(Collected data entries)
[START]
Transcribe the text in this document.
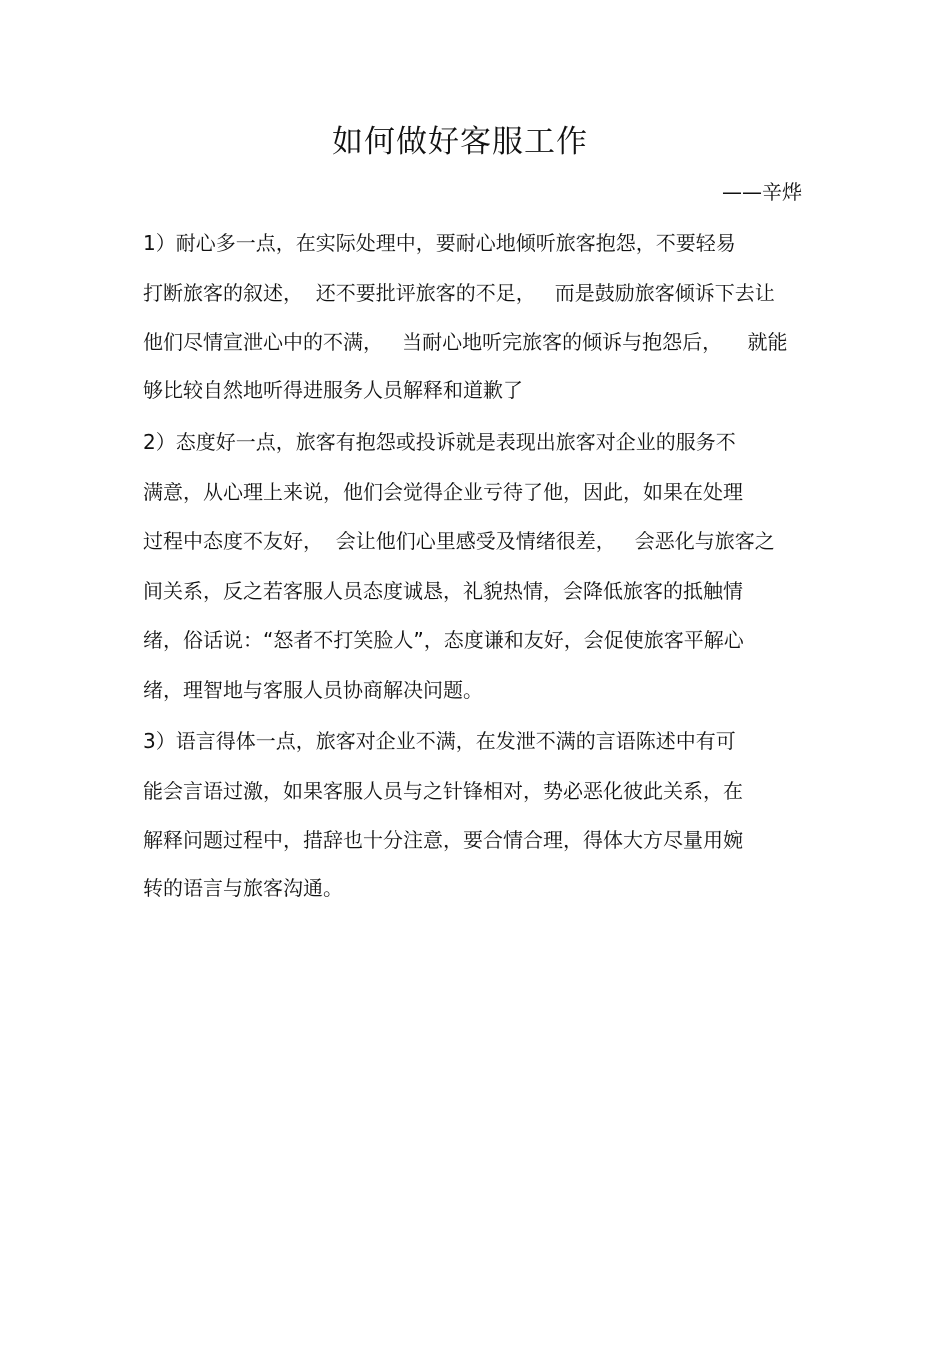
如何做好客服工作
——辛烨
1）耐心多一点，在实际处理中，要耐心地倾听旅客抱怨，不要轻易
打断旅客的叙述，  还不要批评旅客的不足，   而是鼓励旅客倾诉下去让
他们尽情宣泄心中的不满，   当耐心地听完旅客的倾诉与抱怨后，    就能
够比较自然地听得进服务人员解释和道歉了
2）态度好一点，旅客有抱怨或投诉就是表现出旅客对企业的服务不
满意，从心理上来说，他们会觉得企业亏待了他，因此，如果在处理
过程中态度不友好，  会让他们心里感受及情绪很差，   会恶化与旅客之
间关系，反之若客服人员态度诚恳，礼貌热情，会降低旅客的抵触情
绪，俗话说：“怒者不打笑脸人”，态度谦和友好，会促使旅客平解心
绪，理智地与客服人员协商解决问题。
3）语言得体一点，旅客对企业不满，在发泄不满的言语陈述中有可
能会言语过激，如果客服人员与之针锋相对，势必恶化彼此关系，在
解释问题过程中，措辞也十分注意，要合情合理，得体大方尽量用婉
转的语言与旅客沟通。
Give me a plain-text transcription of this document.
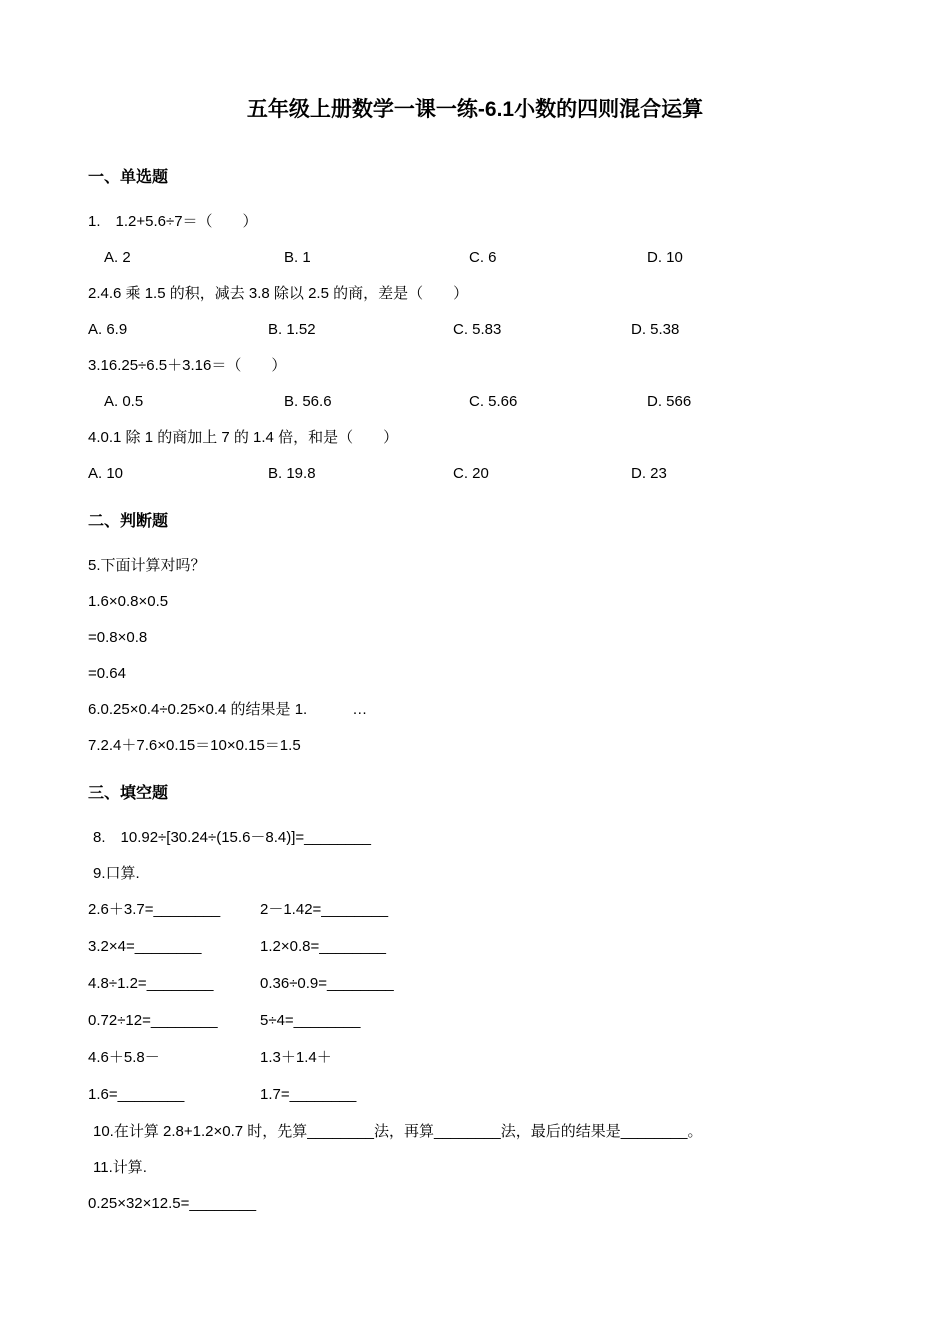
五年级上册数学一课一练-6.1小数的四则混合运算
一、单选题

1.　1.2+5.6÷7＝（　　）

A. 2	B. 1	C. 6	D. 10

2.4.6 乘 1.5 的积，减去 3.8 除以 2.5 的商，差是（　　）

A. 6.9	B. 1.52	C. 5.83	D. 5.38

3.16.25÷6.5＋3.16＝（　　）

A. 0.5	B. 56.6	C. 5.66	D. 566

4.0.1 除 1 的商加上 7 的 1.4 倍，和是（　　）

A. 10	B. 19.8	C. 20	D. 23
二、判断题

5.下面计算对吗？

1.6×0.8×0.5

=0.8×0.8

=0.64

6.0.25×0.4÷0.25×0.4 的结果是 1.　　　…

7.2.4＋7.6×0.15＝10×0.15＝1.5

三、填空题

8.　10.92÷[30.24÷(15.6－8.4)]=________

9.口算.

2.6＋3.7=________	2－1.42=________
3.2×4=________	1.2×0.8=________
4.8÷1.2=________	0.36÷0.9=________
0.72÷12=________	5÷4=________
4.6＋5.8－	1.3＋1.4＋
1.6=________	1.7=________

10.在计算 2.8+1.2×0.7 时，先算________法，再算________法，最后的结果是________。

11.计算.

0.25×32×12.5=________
[END]
- _WHAT NEEDS TO BE DONE_
Omit the pictures, then output the rest of the listing exactly.

- _SOLUTION BELOW_
Transcribe the text in this document.
如何做好客服工作
——辛烨
1）耐心多一点，在实际处理中，要耐心地倾听旅客抱怨，不要轻易
打断旅客的叙述，  还不要批评旅客的不足，   而是鼓励旅客倾诉下去让
他们尽情宣泄心中的不满，   当耐心地听完旅客的倾诉与抱怨后，    就能
够比较自然地听得进服务人员解释和道歉了
2）态度好一点，旅客有抱怨或投诉就是表现出旅客对企业的服务不
满意，从心理上来说，他们会觉得企业亏待了他，因此，如果在处理
过程中态度不友好，  会让他们心里感受及情绪很差，   会恶化与旅客之
间关系，反之若客服人员态度诚恳，礼貌热情，会降低旅客的抵触情
绪，俗话说：“怒者不打笑脸人”，态度谦和友好，会促使旅客平解心
绪，理智地与客服人员协商解决问题。
3）语言得体一点，旅客对企业不满，在发泄不满的言语陈述中有可
能会言语过激，如果客服人员与之针锋相对，势必恶化彼此关系，在
解释问题过程中，措辞也十分注意，要合情合理，得体大方尽量用婉
转的语言与旅客沟通。
Give me a plain-text transcription of this document.
五年级上册数学一课一练-6.1小数的四则混合运算
一、单选题

1.　1.2+5.6÷7＝（　　）

A. 2	B. 1	C. 6	D. 10

2.4.6 乘 1.5 的积，减去 3.8 除以 2.5 的商，差是（　　）

A. 6.9	B. 1.52	C. 5.83	D. 5.38

3.16.25÷6.5＋3.16＝（　　）

A. 0.5	B. 56.6	C. 5.66	D. 566

4.0.1 除 1 的商加上 7 的 1.4 倍，和是（　　）

A. 10	B. 19.8	C. 20	D. 23
二、判断题

5.下面计算对吗？

1.6×0.8×0.5

=0.8×0.8

=0.64

6.0.25×0.4÷0.25×0.4 的结果是 1.　　　…

7.2.4＋7.6×0.15＝10×0.15＝1.5

三、填空题

8.　10.92÷[30.24÷(15.6－8.4)]=________

9.口算.

2.6＋3.7=________	2－1.42=________
3.2×4=________	1.2×0.8=________
4.8÷1.2=________	0.36÷0.9=________
0.72÷12=________	5÷4=________
4.6＋5.8－	1.3＋1.4＋
1.6=________	1.7=________

10.在计算 2.8+1.2×0.7 时，先算________法，再算________法，最后的结果是________。

11.计算.

0.25×32×12.5=________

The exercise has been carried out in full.